[Start MATERIAL TO PROCESS]

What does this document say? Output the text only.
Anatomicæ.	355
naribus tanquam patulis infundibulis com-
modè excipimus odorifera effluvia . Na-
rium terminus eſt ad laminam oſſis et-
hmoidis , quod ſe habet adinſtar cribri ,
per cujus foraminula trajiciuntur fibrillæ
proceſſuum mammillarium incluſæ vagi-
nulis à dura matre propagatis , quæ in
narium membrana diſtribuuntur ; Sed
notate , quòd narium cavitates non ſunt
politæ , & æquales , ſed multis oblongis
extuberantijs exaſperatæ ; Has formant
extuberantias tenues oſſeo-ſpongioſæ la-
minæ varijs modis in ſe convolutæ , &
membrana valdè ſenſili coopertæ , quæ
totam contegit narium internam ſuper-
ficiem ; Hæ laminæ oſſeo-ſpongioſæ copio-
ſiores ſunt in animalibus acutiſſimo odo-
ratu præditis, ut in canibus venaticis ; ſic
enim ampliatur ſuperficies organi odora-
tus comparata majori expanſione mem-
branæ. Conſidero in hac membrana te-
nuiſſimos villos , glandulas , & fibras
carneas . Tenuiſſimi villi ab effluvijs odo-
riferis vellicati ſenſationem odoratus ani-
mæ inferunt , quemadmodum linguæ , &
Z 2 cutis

[End MATERIAL TO PROCESS]

■ WHAT YOU NEED TO DO
Copy every record above exactly as it appears.

■ TASK RESPONSE
What does this document say? Output the text only.
Anatomicæ.	355
naribus tanquam patulis infundibulis com-
modè excipimus odorifera effluvia . Na-
rium terminus eſt ad laminam oſſis et-
hmoidis , quod ſe habet adinſtar cribri ,
per cujus foraminula trajiciuntur fibrillæ
proceſſuum mammillarium incluſæ vagi-
nulis à dura matre propagatis , quæ in
narium membrana diſtribuuntur ; Sed
notate , quòd narium cavitates non ſunt
politæ , & æquales , ſed multis oblongis
extuberantijs exaſperatæ ; Has formant
extuberantias tenues oſſeo-ſpongioſæ la-
minæ varijs modis in ſe convolutæ , &
membrana valdè ſenſili coopertæ , quæ
totam contegit narium internam ſuper-
ficiem ; Hæ laminæ oſſeo-ſpongioſæ copio-
ſiores ſunt in animalibus acutiſſimo odo-
ratu præditis, ut in canibus venaticis ; ſic
enim ampliatur ſuperficies organi odora-
tus comparata majori expanſione mem-
branæ. Conſidero in hac membrana te-
nuiſſimos villos , glandulas , & fibras
carneas . Tenuiſſimi villi ab effluvijs odo-
riferis vellicati ſenſationem odoratus ani-
mæ inferunt , quemadmodum linguæ , &
Z 2 cutis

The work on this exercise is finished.